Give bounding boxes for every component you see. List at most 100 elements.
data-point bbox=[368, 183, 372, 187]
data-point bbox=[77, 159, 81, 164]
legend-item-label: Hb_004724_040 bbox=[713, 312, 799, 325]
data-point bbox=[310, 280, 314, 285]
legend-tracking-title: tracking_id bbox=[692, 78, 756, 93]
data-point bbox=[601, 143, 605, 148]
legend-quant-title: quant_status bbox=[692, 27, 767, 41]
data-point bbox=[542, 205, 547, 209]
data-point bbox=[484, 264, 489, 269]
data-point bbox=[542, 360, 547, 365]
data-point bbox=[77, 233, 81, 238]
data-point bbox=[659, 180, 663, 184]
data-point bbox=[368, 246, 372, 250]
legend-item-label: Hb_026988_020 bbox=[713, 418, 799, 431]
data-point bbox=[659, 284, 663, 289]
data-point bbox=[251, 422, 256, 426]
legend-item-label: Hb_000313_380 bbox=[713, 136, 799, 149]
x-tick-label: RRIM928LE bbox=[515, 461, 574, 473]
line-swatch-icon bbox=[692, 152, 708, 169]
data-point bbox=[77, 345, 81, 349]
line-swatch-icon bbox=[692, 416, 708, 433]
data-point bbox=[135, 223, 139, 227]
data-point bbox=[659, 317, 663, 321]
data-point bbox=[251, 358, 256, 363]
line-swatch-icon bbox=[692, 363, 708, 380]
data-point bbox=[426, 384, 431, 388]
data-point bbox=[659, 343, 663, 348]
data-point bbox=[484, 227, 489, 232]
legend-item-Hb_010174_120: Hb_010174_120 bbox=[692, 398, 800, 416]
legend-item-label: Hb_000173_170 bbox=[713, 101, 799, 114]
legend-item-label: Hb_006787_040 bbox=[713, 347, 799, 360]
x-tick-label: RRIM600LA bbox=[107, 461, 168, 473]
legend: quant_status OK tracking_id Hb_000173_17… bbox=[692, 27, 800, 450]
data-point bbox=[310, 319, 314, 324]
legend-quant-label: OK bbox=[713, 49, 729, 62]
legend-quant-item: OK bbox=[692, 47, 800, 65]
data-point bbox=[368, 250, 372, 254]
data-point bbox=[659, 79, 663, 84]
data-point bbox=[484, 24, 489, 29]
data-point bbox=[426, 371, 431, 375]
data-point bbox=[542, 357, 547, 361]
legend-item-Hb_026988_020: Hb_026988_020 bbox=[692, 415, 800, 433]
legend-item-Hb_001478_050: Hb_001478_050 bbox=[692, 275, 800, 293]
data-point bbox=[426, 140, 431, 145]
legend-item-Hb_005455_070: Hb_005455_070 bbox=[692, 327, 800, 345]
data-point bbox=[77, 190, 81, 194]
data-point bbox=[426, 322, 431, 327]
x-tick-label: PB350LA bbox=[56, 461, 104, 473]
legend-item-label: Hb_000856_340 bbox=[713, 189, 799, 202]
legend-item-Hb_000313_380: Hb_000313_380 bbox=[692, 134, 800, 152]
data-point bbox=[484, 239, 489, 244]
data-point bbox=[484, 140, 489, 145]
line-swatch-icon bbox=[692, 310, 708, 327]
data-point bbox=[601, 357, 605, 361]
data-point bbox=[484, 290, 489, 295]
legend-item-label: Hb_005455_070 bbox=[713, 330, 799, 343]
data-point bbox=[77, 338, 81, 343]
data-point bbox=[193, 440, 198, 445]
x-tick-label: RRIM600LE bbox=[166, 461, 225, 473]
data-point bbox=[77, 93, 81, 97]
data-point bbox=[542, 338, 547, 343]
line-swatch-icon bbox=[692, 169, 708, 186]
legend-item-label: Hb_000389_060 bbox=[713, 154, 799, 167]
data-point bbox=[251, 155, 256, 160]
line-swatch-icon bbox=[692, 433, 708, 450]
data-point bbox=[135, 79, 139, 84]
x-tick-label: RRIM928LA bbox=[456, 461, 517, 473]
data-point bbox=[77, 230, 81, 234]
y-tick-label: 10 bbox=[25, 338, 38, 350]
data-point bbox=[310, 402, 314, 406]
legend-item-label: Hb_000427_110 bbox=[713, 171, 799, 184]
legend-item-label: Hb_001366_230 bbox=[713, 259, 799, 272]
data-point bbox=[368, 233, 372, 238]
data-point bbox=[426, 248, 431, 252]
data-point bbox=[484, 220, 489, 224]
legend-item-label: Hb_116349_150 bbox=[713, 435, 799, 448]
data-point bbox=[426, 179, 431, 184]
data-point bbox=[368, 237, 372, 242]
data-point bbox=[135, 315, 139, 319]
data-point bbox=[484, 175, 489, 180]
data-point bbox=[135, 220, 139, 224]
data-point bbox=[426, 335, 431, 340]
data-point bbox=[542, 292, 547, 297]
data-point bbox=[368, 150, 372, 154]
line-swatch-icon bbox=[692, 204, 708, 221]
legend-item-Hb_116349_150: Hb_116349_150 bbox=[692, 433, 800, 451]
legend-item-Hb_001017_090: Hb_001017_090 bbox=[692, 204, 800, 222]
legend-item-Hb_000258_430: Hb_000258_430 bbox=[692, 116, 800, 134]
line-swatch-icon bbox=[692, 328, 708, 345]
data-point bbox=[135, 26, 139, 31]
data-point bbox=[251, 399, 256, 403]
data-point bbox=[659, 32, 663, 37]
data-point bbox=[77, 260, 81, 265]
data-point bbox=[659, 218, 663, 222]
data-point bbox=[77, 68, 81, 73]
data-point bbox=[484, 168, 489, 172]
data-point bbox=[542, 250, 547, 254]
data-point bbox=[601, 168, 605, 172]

=======

[Exercise aim] Please reproduce all of the material above, keeping every line unchanged.

[Problem solution]
Give bounding boxes for every component you see. List at most 100 elements.
data-point bbox=[368, 183, 372, 187]
data-point bbox=[77, 159, 81, 164]
legend-item-label: Hb_004724_040 bbox=[713, 312, 799, 325]
data-point bbox=[310, 280, 314, 285]
legend-tracking-title: tracking_id bbox=[692, 78, 756, 93]
data-point bbox=[601, 143, 605, 148]
legend-quant-title: quant_status bbox=[692, 27, 767, 41]
data-point bbox=[542, 205, 547, 209]
data-point bbox=[484, 264, 489, 269]
data-point bbox=[542, 360, 547, 365]
data-point bbox=[77, 233, 81, 238]
data-point bbox=[659, 180, 663, 184]
data-point bbox=[368, 246, 372, 250]
legend-item-label: Hb_026988_020 bbox=[713, 418, 799, 431]
data-point bbox=[659, 284, 663, 289]
data-point bbox=[251, 422, 256, 426]
legend-item-label: Hb_000313_380 bbox=[713, 136, 799, 149]
x-tick-label: RRIM928LE bbox=[515, 461, 574, 473]
line-swatch-icon bbox=[692, 152, 708, 169]
data-point bbox=[77, 345, 81, 349]
line-swatch-icon bbox=[692, 416, 708, 433]
data-point bbox=[135, 223, 139, 227]
data-point bbox=[659, 317, 663, 321]
data-point bbox=[251, 358, 256, 363]
line-swatch-icon bbox=[692, 363, 708, 380]
data-point bbox=[426, 384, 431, 388]
data-point bbox=[659, 343, 663, 348]
data-point bbox=[484, 227, 489, 232]
legend-item-Hb_010174_120: Hb_010174_120 bbox=[692, 398, 800, 416]
legend-item-label: Hb_000173_170 bbox=[713, 101, 799, 114]
legend-item-label: Hb_006787_040 bbox=[713, 347, 799, 360]
x-tick-label: RRIM600LA bbox=[107, 461, 168, 473]
legend: quant_status OK tracking_id Hb_000173_17… bbox=[692, 27, 800, 450]
data-point bbox=[310, 319, 314, 324]
legend-quant-label: OK bbox=[713, 49, 729, 62]
legend-quant-item: OK bbox=[692, 47, 800, 65]
data-point bbox=[368, 250, 372, 254]
data-point bbox=[659, 79, 663, 84]
data-point bbox=[484, 24, 489, 29]
data-point bbox=[426, 371, 431, 375]
data-point bbox=[542, 357, 547, 361]
legend-item-Hb_026988_020: Hb_026988_020 bbox=[692, 415, 800, 433]
legend-item-Hb_001478_050: Hb_001478_050 bbox=[692, 275, 800, 293]
data-point bbox=[426, 140, 431, 145]
legend-item-Hb_005455_070: Hb_005455_070 bbox=[692, 327, 800, 345]
data-point bbox=[77, 190, 81, 194]
data-point bbox=[426, 322, 431, 327]
x-tick-label: PB350LA bbox=[56, 461, 104, 473]
legend-item-label: Hb_000856_340 bbox=[713, 189, 799, 202]
legend-item-Hb_000313_380: Hb_000313_380 bbox=[692, 134, 800, 152]
data-point bbox=[484, 239, 489, 244]
data-point bbox=[484, 140, 489, 145]
line-swatch-icon bbox=[692, 310, 708, 327]
data-point bbox=[601, 357, 605, 361]
data-point bbox=[484, 290, 489, 295]
legend-item-label: Hb_005455_070 bbox=[713, 330, 799, 343]
data-point bbox=[77, 338, 81, 343]
data-point bbox=[193, 440, 198, 445]
x-tick-label: RRIM600LE bbox=[166, 461, 225, 473]
data-point bbox=[77, 93, 81, 97]
data-point bbox=[542, 338, 547, 343]
line-swatch-icon bbox=[692, 169, 708, 186]
legend-item-label: Hb_000389_060 bbox=[713, 154, 799, 167]
data-point bbox=[251, 155, 256, 160]
line-swatch-icon bbox=[692, 433, 708, 450]
data-point bbox=[135, 79, 139, 84]
x-tick-label: RRIM928LA bbox=[456, 461, 517, 473]
data-point bbox=[77, 230, 81, 234]
y-tick-label: 10 bbox=[25, 338, 38, 350]
data-point bbox=[310, 402, 314, 406]
legend-item-label: Hb_000427_110 bbox=[713, 171, 799, 184]
legend-item-label: Hb_001366_230 bbox=[713, 259, 799, 272]
data-point bbox=[368, 233, 372, 238]
data-point bbox=[426, 248, 431, 252]
data-point bbox=[484, 220, 489, 224]
legend-item-label: Hb_116349_150 bbox=[713, 435, 799, 448]
data-point bbox=[426, 179, 431, 184]
data-point bbox=[368, 237, 372, 242]
data-point bbox=[135, 315, 139, 319]
data-point bbox=[484, 175, 489, 180]
data-point bbox=[135, 220, 139, 224]
data-point bbox=[426, 335, 431, 340]
data-point bbox=[542, 292, 547, 297]
data-point bbox=[368, 150, 372, 154]
line-swatch-icon bbox=[692, 204, 708, 221]
legend-item-Hb_116349_150: Hb_116349_150 bbox=[692, 433, 800, 451]
legend-item-Hb_001017_090: Hb_001017_090 bbox=[692, 204, 800, 222]
legend-item-Hb_000258_430: Hb_000258_430 bbox=[692, 116, 800, 134]
line-swatch-icon bbox=[692, 328, 708, 345]
data-point bbox=[135, 26, 139, 31]
data-point bbox=[251, 399, 256, 403]
data-point bbox=[659, 32, 663, 37]
data-point bbox=[77, 260, 81, 265]
data-point bbox=[659, 218, 663, 222]
data-point bbox=[77, 68, 81, 73]
data-point bbox=[484, 168, 489, 172]
data-point bbox=[542, 250, 547, 254]
data-point bbox=[601, 168, 605, 172]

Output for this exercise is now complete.